What you are asked to do: Look through the records, and whenever a line includes the word "JSON", copy it.
** Opening Data for this exercise block **
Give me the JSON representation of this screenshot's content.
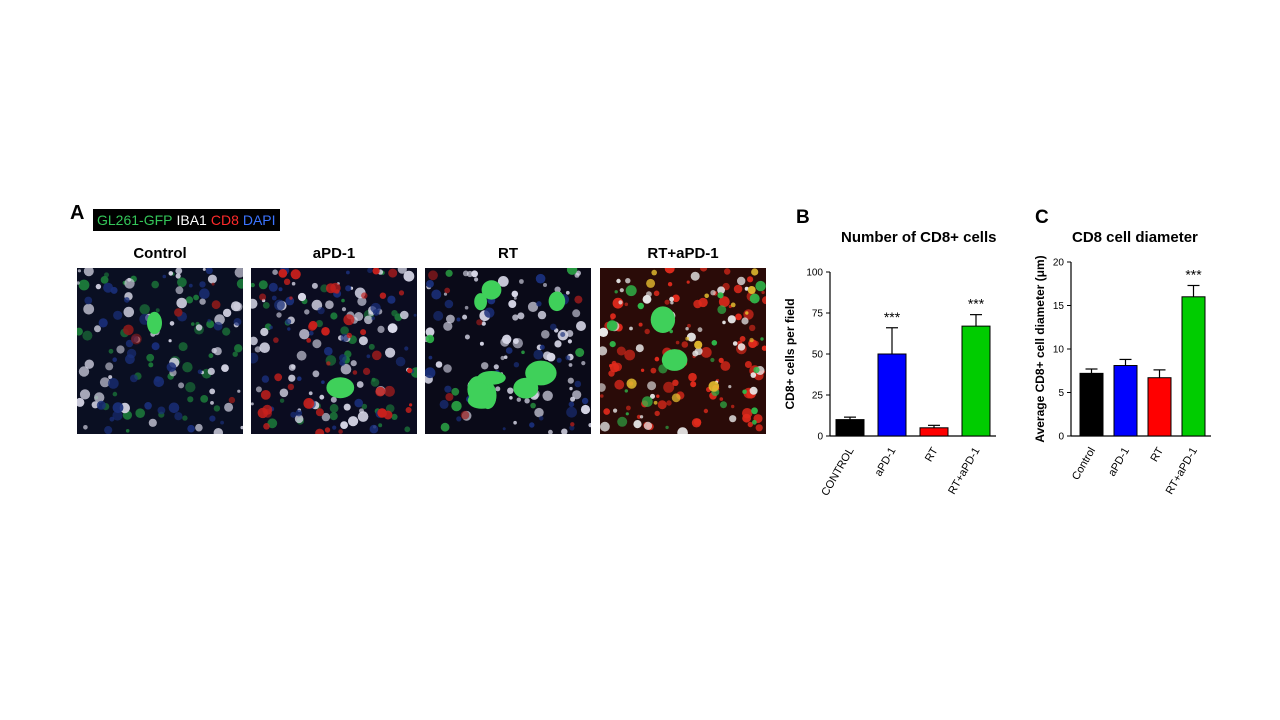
{
  "panel_a": {
    "letter": "A",
    "legend": [
      {
        "text": "GL261-GFP",
        "color": "#34c659"
      },
      {
        "text": "IBA1",
        "color": "#ffffff"
      },
      {
        "text": "CD8",
        "color": "#ff2a2a"
      },
      {
        "text": "DAPI",
        "color": "#3b74ff"
      }
    ],
    "images": [
      {
        "title": "Control"
      },
      {
        "title": "aPD-1"
      },
      {
        "title": "RT"
      },
      {
        "title": "RT+aPD-1"
      }
    ]
  },
  "chart_data": [
    {
      "panel": "B",
      "type": "bar",
      "title": "Number of CD8+ cells",
      "ylabel": "CD8+ cells per field",
      "xlabel": "",
      "categories": [
        "CONTROL",
        "aPD-1",
        "RT",
        "RT+aPD-1"
      ],
      "values": [
        10,
        50,
        5,
        67
      ],
      "errors": [
        1.5,
        16,
        1.5,
        7
      ],
      "colors": [
        "#000000",
        "#0000ff",
        "#ff0000",
        "#00cc00"
      ],
      "significance": [
        "",
        "***",
        "",
        "***"
      ],
      "ylim": [
        0,
        100
      ],
      "yticks": [
        0,
        25,
        50,
        75,
        100
      ],
      "grid": false
    },
    {
      "panel": "C",
      "type": "bar",
      "title": "CD8 cell diameter",
      "ylabel": "Average CD8+ cell diameter (μm)",
      "xlabel": "",
      "categories": [
        "Control",
        "aPD-1",
        "RT",
        "RT+aPD-1"
      ],
      "values": [
        7.2,
        8.1,
        6.7,
        16
      ],
      "errors": [
        0.5,
        0.7,
        0.9,
        1.3
      ],
      "colors": [
        "#000000",
        "#0000ff",
        "#ff0000",
        "#00cc00"
      ],
      "significance": [
        "",
        "",
        "",
        "***"
      ],
      "ylim": [
        0,
        20
      ],
      "yticks": [
        0,
        5,
        10,
        15,
        20
      ],
      "grid": false
    }
  ]
}
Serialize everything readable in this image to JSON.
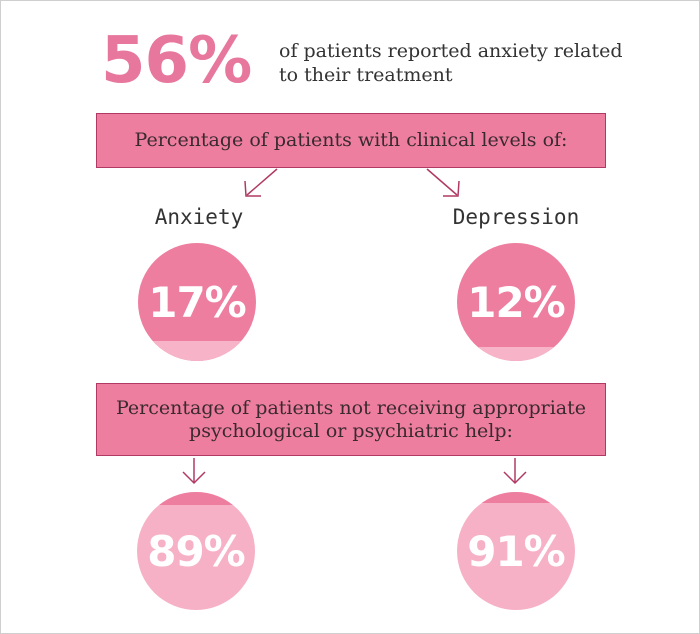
{
  "headline": {
    "value": "56%",
    "caption": "of patients reported anxiety related to their treatment"
  },
  "clinical": {
    "banner": "Percentage of patients with clinical levels of:",
    "items": [
      {
        "label": "Anxiety",
        "value": "17%",
        "fill_fraction": 0.17
      },
      {
        "label": "Depression",
        "value": "12%",
        "fill_fraction": 0.12
      }
    ]
  },
  "help": {
    "banner": "Percentage of patients not receiving appropriate psychological or psychiatric help:",
    "items": [
      {
        "value": "89%",
        "fill_fraction": 0.89
      },
      {
        "value": "91%",
        "fill_fraction": 0.91
      }
    ]
  },
  "colors": {
    "pink_dark": "#ee7ea0",
    "pink_light": "#f6b1c6",
    "headline": "#e7779d",
    "border": "#b03a64"
  }
}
** Closing Data for this exercise block **
Solution for this task:
Give me the JSON representation of this screenshot's content.
Serialize everything readable in this image to JSON.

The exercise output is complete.